## Exercises to complete
**1)** Print the passage on function continuity word for word. Begin at "(c) Missing Option" and end after "must be equal.".
**2)** Pick up the passage on function continuity after its final sentence and carry it forward.

## Reading passage
---

Question 13. If \( f(x) = \left\{\begin{array}{c} 3 x,-8, \text { if } x \leq 5 \\ 2 k, \text { if } x>5 \end{array}\right. \) is continuous, find k
(a) \( \frac { 3 }{ 7 } \)
(b) \( \frac { 7 }{ 2 } \)
(c) Missing Option (d) \( \frac { 4 }{ 7 } \)
Answer: (b) \( \frac { 7 }{ 2 } \)
For \(f(x)\) to be continuous at \(x=5\), the left-hand limit, right-hand limit, and \(f(5)\) must be equal.
L.H.L. \( = \underset{x \rightarrow 5^{-}}{\mathrm{Lt}} (3x - 8) = 3(5) - 8 = 7 \)
R.H.L. \( = \underset{x \rightarrow 5^{+}}{\mathrm{Lt}} (2k) = 2k \)
\(f(5) = 3(5) - 8 = 7 \).
For continuity, \(7 = 2k \implies k = \frac{7}{2}\).
In simple words: For the function to be unbroken at \(x=5\), the value it approaches from the left side (which is 7) must be the same as the value it approaches from the right side (which is \(2k\)). Setting these equal gives us \(k = \frac{7}{2}\).

🎯 Exam Tip: This type of problem is very common. Always ensure you are evaluating the correct function definition for the left and right limits, and at the point itself.

Question 14. The function \( f (x) = \frac{4-x^2}{4 x-x^3} \)
(a) discontinuous at only one point
(b) discontinuous exactly at two points
(c) discontinuous exactly at three points
(d) none of these.
Answer: (c) discontinuous exactly at three points
The function \(f(x) = \frac{4-x^2}{4x-x^3}\) is a rational function. Rational functions are discontinuous where their denominator is zero. Let's find the values of \(x\) for which the denominator is zero:
\( 4x - x^3 = 0 \)
Factor out \(x\):
\( x(4 - x^2) = 0 \)
This gives \(x=0\) or \(4 - x^2 = 0\).
\( 4 - x^2 = 0 \implies x^2 = 4 \implies x = \pm 2 \).
So, the denominator is zero at \(x = 0, x = 2,\) and \(x = -2\). These are the points of discontinuity. Thus, there are exactly three points of discontinuity.

---

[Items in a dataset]
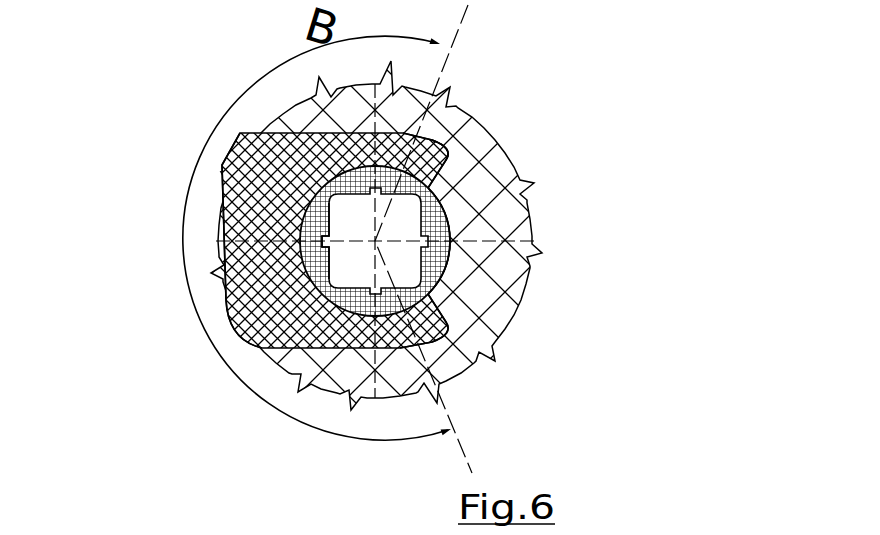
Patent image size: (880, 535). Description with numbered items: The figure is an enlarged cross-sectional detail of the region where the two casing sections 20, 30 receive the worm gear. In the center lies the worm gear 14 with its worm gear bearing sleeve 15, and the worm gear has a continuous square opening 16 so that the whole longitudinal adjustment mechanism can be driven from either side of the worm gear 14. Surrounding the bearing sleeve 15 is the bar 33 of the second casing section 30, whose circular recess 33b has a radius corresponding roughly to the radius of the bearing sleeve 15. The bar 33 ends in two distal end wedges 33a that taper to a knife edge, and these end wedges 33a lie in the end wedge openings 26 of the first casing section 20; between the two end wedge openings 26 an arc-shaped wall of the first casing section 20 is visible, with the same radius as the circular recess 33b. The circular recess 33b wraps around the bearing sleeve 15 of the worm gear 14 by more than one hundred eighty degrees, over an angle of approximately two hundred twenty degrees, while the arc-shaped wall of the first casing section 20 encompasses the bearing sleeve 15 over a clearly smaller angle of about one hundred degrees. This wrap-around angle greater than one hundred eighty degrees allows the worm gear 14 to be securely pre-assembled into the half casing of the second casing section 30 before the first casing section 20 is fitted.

The worm gear 14 is at (445, 210).
The worm gear bearing sleeve 15 is at (447, 263).
The square opening 16 is at (347, 220).
The first casing section 20 is at (710, 263).
The end wedge opening 26 is at (448, 151).
The second casing section 30 is at (78, 263).
The bar 33 is at (265, 202).
The end wedge 33a is at (430, 152).
The circular recess 33b is at (232, 318).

---

## Expected responses
**1)**
(c) Missing Option (d) \( \frac { 4 }{ 7 } \)
Answer: (b) \( \frac { 7 }{ 2 } \)
For \(f(x)\) to be continuous at \(x=5\), the left-hand limit, right-hand limit, and \(f(5)\) must be equal.

**2)**
In simple words: This function is a fraction. It breaks down and is "not continuous" whenever its bottom part becomes zero. By solving for when the bottom part is zero, we find three such points.

🎯 Exam Tip: For rational functions, always factorize the denominator to find all values of \(x\) where it becomes zero. These values are the points of discontinuity for the function.

Question 15. Let f and g be two real functions at a real number c. Then, which of the following are true?
I. f+ g is a continuous at x = c.
II. f- g is continuous at x = c.
III. f.g is continuous at x = c.
IV. \( \frac { f }{ g } \) is continuous at x = c provided g (x) \(\neq\) 0
(a) I and II
(b) II and III
(c) I, II and III
(d) All
Answer: (d) All
These are standard results from the algebra of continuous functions. If two functions, \(f\) and \(g\), are continuous at a point \(x=c\), then their sum (\(f+g\)), difference (\(f-g\)), and product (\(f \cdot g\)) are also continuous at \(x=c\). Additionally, their quotient (\(\frac{f}{g}\)) is continuous at \(x=c\), provided that the denominator \(g(c)\) is not equal to zero. All four statements are correct based on these mathematical rules.
In simple words: If two functions are smooth at a point, then adding, subtracting, multiplying, or even dividing them (as long as you don't divide by zero) will also result in a smooth function at that same point.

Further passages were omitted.